** start of AVAILABLE DATA **

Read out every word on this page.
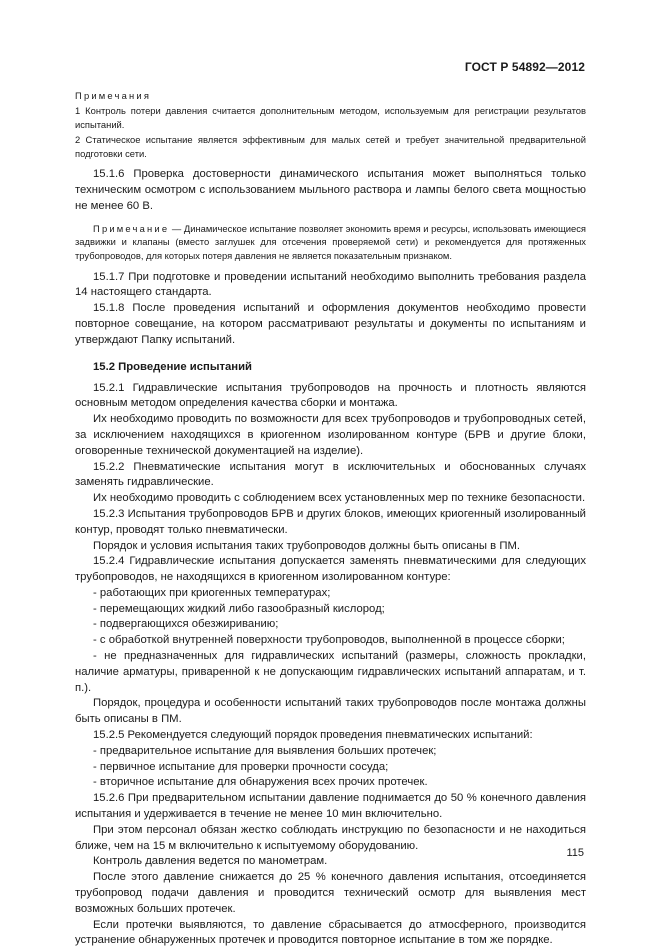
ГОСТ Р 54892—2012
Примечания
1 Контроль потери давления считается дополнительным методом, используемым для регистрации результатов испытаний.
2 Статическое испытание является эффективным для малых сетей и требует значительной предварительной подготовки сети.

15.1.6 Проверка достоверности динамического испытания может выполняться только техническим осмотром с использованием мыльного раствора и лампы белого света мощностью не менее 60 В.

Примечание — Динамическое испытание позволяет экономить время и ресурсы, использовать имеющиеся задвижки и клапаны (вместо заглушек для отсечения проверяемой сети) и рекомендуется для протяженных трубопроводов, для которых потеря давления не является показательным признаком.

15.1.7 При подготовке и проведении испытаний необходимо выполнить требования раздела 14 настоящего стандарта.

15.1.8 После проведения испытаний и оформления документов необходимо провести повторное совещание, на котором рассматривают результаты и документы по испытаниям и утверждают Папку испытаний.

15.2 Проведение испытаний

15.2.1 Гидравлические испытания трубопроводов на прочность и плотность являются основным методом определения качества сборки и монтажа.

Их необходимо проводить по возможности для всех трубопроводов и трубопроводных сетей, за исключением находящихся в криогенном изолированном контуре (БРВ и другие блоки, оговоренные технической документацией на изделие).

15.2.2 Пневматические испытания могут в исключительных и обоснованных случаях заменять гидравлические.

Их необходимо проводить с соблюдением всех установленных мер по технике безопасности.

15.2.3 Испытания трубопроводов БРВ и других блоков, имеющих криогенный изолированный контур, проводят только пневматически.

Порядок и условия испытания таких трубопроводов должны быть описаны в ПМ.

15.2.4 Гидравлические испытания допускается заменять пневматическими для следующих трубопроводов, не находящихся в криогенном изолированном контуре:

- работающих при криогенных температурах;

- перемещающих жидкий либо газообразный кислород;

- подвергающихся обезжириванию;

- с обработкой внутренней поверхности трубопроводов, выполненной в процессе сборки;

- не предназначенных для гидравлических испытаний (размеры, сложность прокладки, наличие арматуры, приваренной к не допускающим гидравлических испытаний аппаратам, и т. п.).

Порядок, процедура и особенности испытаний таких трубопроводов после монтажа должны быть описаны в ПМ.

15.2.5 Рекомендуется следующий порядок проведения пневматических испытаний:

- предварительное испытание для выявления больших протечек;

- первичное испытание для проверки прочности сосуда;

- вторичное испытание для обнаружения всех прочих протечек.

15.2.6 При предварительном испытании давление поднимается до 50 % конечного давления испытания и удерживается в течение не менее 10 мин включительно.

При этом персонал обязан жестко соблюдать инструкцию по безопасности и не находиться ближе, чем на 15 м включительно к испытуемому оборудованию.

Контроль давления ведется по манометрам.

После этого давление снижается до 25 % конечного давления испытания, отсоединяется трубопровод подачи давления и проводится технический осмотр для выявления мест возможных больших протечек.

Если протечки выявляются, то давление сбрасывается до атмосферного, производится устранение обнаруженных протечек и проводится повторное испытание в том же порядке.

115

** end of AVAILABLE DATA **
** start of AVAILABLE DATA **

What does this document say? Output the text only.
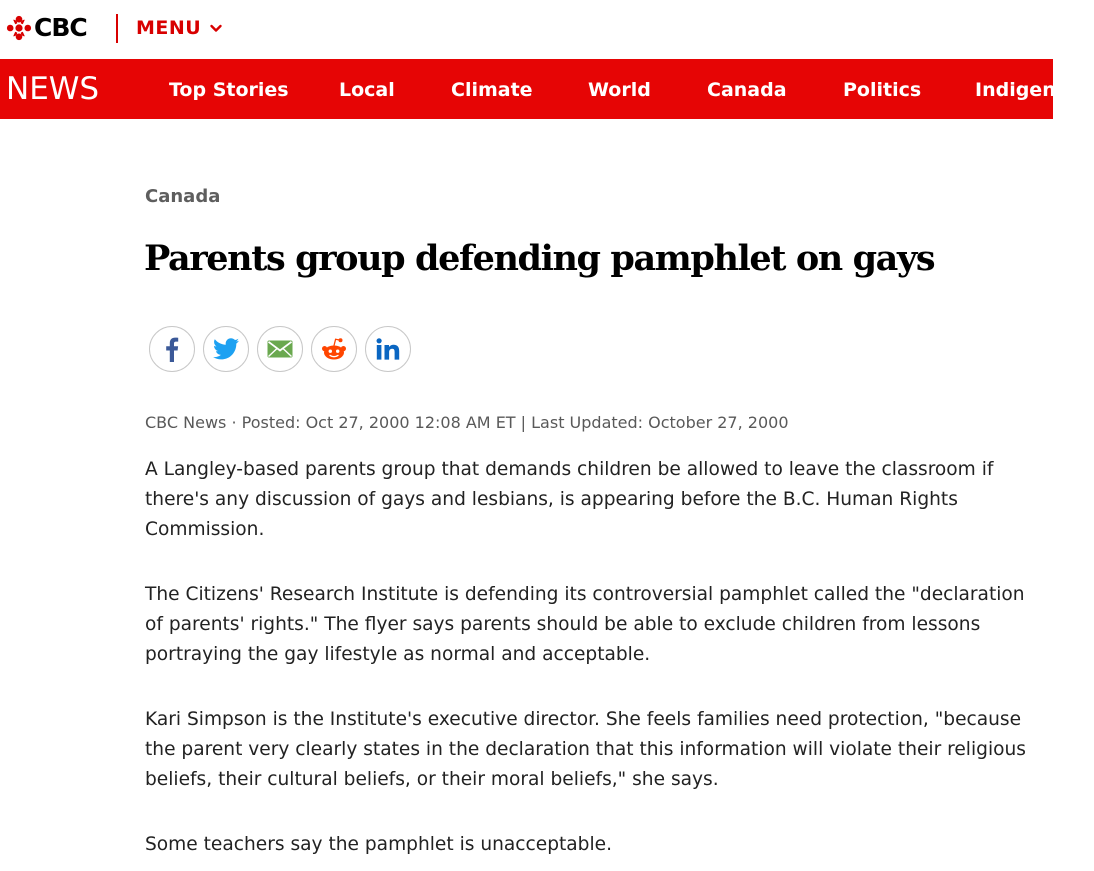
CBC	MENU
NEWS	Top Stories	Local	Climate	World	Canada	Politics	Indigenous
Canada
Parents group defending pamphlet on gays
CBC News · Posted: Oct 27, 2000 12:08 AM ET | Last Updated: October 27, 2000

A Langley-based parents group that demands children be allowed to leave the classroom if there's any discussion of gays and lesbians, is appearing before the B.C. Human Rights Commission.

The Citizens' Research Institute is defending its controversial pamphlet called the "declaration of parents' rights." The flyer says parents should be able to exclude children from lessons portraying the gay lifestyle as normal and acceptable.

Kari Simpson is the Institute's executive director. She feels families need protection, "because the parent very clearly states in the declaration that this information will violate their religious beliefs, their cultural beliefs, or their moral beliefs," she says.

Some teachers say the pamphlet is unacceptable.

** end of AVAILABLE DATA **

**STATED GOAL**
Of the lines in this listing, how many contain "методом"? Reply with the number and nothing more.

**ANSWER TO THIS PROBLEM**
2